Task
Compile every line that includes the word "document".

===== Information shown =====

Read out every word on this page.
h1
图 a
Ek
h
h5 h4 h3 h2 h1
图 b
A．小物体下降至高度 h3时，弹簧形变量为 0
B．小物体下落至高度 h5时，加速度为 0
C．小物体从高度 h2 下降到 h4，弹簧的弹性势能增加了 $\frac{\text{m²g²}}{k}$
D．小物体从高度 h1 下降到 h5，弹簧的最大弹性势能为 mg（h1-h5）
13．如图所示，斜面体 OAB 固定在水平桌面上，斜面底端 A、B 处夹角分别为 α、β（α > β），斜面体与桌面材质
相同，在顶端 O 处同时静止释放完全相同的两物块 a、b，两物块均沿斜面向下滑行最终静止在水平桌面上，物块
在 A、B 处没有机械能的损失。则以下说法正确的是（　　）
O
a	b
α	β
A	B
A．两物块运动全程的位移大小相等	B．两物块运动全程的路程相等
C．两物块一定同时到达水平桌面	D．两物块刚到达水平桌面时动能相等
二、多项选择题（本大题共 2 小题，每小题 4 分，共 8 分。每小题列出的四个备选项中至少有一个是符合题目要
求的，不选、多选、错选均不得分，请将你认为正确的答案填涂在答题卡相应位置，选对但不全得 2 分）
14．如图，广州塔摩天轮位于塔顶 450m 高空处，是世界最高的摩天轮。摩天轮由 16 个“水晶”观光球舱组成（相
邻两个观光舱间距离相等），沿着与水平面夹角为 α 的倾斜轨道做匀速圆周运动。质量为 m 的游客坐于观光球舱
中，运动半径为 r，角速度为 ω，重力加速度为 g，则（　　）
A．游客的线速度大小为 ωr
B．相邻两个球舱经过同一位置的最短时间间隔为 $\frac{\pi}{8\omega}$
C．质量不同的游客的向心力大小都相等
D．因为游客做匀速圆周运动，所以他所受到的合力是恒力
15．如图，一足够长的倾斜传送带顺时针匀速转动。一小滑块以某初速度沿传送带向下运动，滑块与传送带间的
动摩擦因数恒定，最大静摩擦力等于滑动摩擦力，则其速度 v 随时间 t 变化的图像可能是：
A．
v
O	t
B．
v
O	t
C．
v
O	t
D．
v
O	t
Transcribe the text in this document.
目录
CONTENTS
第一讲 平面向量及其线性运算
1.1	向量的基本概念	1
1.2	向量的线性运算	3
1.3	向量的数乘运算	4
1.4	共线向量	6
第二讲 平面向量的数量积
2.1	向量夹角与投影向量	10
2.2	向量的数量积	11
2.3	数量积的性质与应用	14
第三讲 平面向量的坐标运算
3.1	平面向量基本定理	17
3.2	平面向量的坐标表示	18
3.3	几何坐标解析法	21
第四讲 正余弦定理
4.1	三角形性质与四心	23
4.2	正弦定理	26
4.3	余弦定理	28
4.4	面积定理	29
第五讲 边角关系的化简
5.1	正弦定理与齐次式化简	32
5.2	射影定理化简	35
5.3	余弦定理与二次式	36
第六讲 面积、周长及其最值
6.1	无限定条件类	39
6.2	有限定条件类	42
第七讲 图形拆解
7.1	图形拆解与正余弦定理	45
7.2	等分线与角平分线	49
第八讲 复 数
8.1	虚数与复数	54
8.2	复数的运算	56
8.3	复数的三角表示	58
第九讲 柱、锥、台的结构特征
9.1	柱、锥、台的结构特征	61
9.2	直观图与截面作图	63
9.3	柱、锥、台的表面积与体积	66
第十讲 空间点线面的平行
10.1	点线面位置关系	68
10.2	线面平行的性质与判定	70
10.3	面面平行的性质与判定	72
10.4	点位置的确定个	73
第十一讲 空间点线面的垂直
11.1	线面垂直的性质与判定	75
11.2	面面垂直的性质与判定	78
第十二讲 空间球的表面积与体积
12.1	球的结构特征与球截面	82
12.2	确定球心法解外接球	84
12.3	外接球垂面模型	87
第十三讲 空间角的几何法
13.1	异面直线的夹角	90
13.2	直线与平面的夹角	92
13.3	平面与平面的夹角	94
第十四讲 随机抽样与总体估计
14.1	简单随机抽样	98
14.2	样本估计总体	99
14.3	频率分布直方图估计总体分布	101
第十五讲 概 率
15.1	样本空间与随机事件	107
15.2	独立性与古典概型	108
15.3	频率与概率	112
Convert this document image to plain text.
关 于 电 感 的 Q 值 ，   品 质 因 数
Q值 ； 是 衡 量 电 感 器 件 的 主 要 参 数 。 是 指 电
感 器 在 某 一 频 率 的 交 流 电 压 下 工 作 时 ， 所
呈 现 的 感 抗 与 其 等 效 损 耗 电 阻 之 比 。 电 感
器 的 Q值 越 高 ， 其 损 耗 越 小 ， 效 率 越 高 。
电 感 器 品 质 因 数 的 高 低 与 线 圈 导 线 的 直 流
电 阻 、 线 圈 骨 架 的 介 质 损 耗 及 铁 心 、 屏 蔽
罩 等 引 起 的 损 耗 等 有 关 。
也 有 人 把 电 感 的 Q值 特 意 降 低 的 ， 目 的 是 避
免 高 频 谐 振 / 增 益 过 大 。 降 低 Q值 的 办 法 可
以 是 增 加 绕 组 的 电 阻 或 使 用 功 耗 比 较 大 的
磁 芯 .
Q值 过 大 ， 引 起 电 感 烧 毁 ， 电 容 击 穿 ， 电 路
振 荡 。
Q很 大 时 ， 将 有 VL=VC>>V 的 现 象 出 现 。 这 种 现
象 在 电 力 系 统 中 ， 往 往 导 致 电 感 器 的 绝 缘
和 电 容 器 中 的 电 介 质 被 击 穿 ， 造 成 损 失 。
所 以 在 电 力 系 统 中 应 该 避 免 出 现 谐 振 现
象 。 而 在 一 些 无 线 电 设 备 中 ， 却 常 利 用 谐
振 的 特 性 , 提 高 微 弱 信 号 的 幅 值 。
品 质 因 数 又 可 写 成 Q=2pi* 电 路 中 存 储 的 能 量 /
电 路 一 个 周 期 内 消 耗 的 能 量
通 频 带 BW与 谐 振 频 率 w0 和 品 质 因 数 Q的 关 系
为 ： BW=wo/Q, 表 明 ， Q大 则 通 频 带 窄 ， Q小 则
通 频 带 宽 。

=====

Completed task
Transcribe the text in this document.
Convert this document image to plain text.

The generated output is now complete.